> _Exercise material_
======

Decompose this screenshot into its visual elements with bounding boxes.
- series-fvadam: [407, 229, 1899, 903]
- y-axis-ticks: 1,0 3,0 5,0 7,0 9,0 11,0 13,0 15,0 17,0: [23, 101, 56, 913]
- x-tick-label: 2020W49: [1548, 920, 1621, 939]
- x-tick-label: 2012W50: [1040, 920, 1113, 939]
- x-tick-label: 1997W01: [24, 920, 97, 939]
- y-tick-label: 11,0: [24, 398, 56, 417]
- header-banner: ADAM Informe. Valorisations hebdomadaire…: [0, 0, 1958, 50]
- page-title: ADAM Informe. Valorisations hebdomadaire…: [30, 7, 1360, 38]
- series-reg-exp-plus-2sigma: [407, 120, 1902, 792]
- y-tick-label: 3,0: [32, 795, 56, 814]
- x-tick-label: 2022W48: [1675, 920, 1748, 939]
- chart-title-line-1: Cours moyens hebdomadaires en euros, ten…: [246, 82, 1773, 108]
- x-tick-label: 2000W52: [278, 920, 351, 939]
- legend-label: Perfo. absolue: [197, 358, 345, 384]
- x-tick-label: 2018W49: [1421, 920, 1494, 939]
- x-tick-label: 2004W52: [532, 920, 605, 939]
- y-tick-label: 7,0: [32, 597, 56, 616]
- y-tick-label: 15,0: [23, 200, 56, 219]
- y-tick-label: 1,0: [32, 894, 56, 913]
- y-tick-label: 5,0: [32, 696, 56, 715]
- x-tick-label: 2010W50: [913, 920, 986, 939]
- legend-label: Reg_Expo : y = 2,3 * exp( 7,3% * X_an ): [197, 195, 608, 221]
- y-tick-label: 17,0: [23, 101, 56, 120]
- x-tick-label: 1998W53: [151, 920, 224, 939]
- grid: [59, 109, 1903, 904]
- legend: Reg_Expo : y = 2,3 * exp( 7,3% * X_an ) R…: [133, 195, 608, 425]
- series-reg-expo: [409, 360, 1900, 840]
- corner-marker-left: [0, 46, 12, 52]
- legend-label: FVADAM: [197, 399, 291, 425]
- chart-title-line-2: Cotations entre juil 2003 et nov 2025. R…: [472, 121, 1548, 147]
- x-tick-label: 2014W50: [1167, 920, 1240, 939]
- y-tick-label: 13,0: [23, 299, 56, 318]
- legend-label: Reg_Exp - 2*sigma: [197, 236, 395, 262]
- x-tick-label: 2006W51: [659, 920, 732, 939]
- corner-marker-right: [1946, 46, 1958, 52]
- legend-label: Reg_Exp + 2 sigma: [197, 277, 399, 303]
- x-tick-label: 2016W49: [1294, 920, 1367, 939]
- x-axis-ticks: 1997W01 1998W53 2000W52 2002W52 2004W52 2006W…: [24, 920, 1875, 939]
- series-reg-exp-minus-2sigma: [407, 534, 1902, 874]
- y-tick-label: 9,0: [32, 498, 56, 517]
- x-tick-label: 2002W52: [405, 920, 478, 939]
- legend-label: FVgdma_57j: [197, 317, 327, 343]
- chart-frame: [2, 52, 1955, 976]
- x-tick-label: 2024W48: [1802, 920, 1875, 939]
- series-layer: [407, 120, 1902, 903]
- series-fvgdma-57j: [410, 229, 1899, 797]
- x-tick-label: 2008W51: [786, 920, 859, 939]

======

> _What the task requires_
Rewrite the material above so that "legend-entry" takes the place of every "legend-label", leaving every other part unchanged.

> _The response_
Decompose this screenshot into its visual elements with bounding boxes.
- series-fvadam: [407, 229, 1899, 903]
- y-axis-ticks: 1,0 3,0 5,0 7,0 9,0 11,0 13,0 15,0 17,0: [23, 101, 56, 913]
- x-tick-label: 2020W49: [1548, 920, 1621, 939]
- x-tick-label: 2012W50: [1040, 920, 1113, 939]
- x-tick-label: 1997W01: [24, 920, 97, 939]
- y-tick-label: 11,0: [24, 398, 56, 417]
- header-banner: ADAM Informe. Valorisations hebdomadaire…: [0, 0, 1958, 50]
- page-title: ADAM Informe. Valorisations hebdomadaire…: [30, 7, 1360, 38]
- series-reg-exp-plus-2sigma: [407, 120, 1902, 792]
- y-tick-label: 3,0: [32, 795, 56, 814]
- x-tick-label: 2022W48: [1675, 920, 1748, 939]
- chart-title-line-1: Cours moyens hebdomadaires en euros, ten…: [246, 82, 1773, 108]
- x-tick-label: 2000W52: [278, 920, 351, 939]
- legend-entry: Perfo. absolue: [197, 358, 345, 384]
- x-tick-label: 2018W49: [1421, 920, 1494, 939]
- x-tick-label: 2004W52: [532, 920, 605, 939]
- y-tick-label: 7,0: [32, 597, 56, 616]
- y-tick-label: 15,0: [23, 200, 56, 219]
- y-tick-label: 1,0: [32, 894, 56, 913]
- y-tick-label: 5,0: [32, 696, 56, 715]
- x-tick-label: 2010W50: [913, 920, 986, 939]
- legend-entry: Reg_Expo : y = 2,3 * exp( 7,3% * X_an ): [197, 195, 608, 221]
- y-tick-label: 17,0: [23, 101, 56, 120]
- x-tick-label: 1998W53: [151, 920, 224, 939]
- grid: [59, 109, 1903, 904]
- legend: Reg_Expo : y = 2,3 * exp( 7,3% * X_an ) R…: [133, 195, 608, 425]
- series-reg-expo: [409, 360, 1900, 840]
- corner-marker-left: [0, 46, 12, 52]
- legend-entry: FVADAM: [197, 399, 291, 425]
- chart-title-line-2: Cotations entre juil 2003 et nov 2025. R…: [472, 121, 1548, 147]
- x-tick-label: 2014W50: [1167, 920, 1240, 939]
- y-tick-label: 13,0: [23, 299, 56, 318]
- legend-entry: Reg_Exp - 2*sigma: [197, 236, 395, 262]
- x-tick-label: 2006W51: [659, 920, 732, 939]
- corner-marker-right: [1946, 46, 1958, 52]
- legend-entry: Reg_Exp + 2 sigma: [197, 277, 399, 303]
- x-tick-label: 2016W49: [1294, 920, 1367, 939]
- x-axis-ticks: 1997W01 1998W53 2000W52 2002W52 2004W52 2006W…: [24, 920, 1875, 939]
- series-reg-exp-minus-2sigma: [407, 534, 1902, 874]
- y-tick-label: 9,0: [32, 498, 56, 517]
- x-tick-label: 2002W52: [405, 920, 478, 939]
- legend-entry: FVgdma_57j: [197, 317, 327, 343]
- chart-frame: [2, 52, 1955, 976]
- x-tick-label: 2024W48: [1802, 920, 1875, 939]
- series-layer: [407, 120, 1902, 903]
- series-fvgdma-57j: [410, 229, 1899, 797]
- x-tick-label: 2008W51: [786, 920, 859, 939]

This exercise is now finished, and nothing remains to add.